_Goal:_
Will you output all of the data below exactly, omitting the images?

_Dataset excerpts:_
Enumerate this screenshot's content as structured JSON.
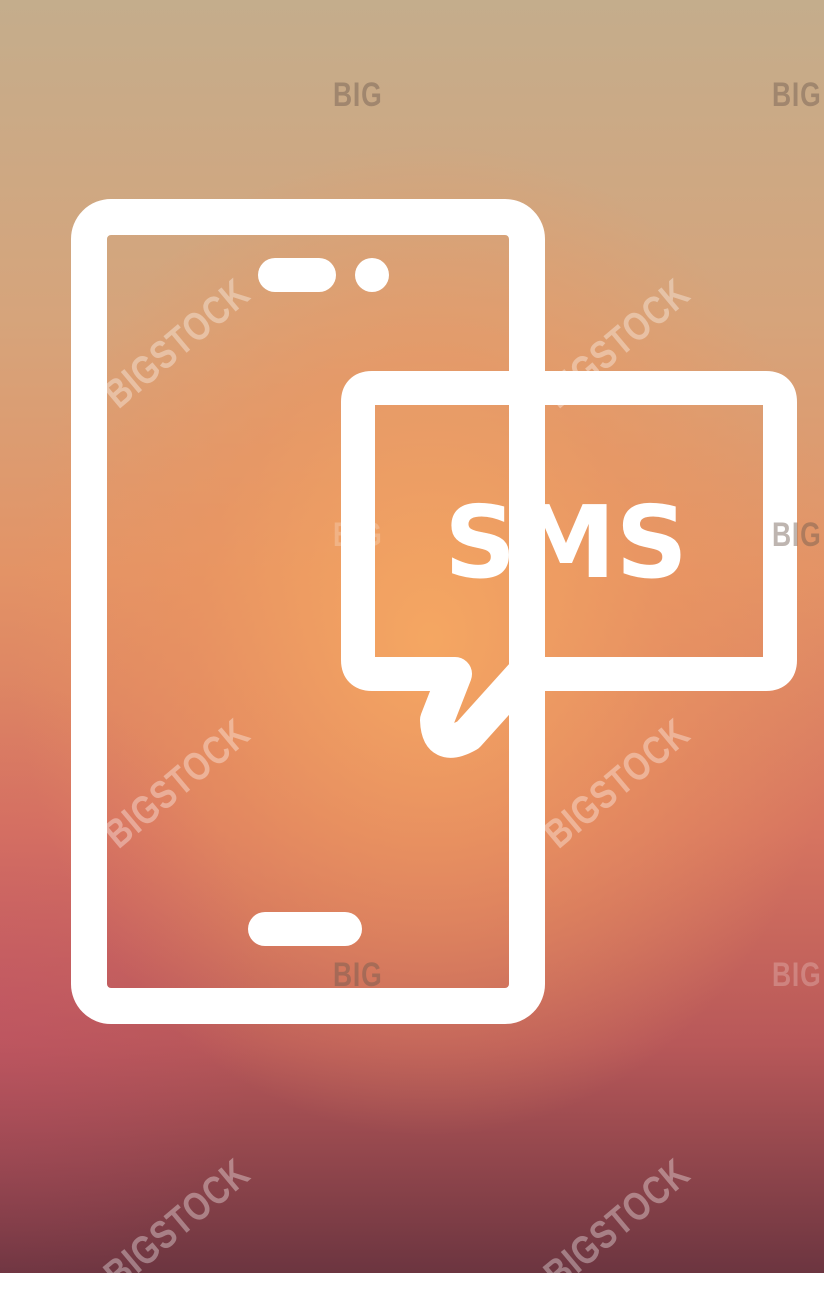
{
  "icon": {
    "name": "mobile-phone-sms-icon",
    "bubble_text": "SMS",
    "stroke_color": "#ffffff"
  },
  "background": {
    "top_color": "#c4ad8c",
    "center_color": "#f4a462",
    "bottom_color": "#6c3540"
  },
  "watermark": {
    "short": "BIG",
    "long": "BIGSTOCK"
  }
}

_Expected answer:_
Enumerate this screenshot's content as structured JSON.
{
  "icon": {
    "name": "mobile-phone-sms-icon",
    "bubble_text": "SMS",
    "stroke_color": "#ffffff"
  },
  "background": {
    "top_color": "#c4ad8c",
    "center_color": "#f4a462",
    "bottom_color": "#6c3540"
  },
  "watermark": {
    "short": "BIG",
    "long": "BIGSTOCK"
  }
}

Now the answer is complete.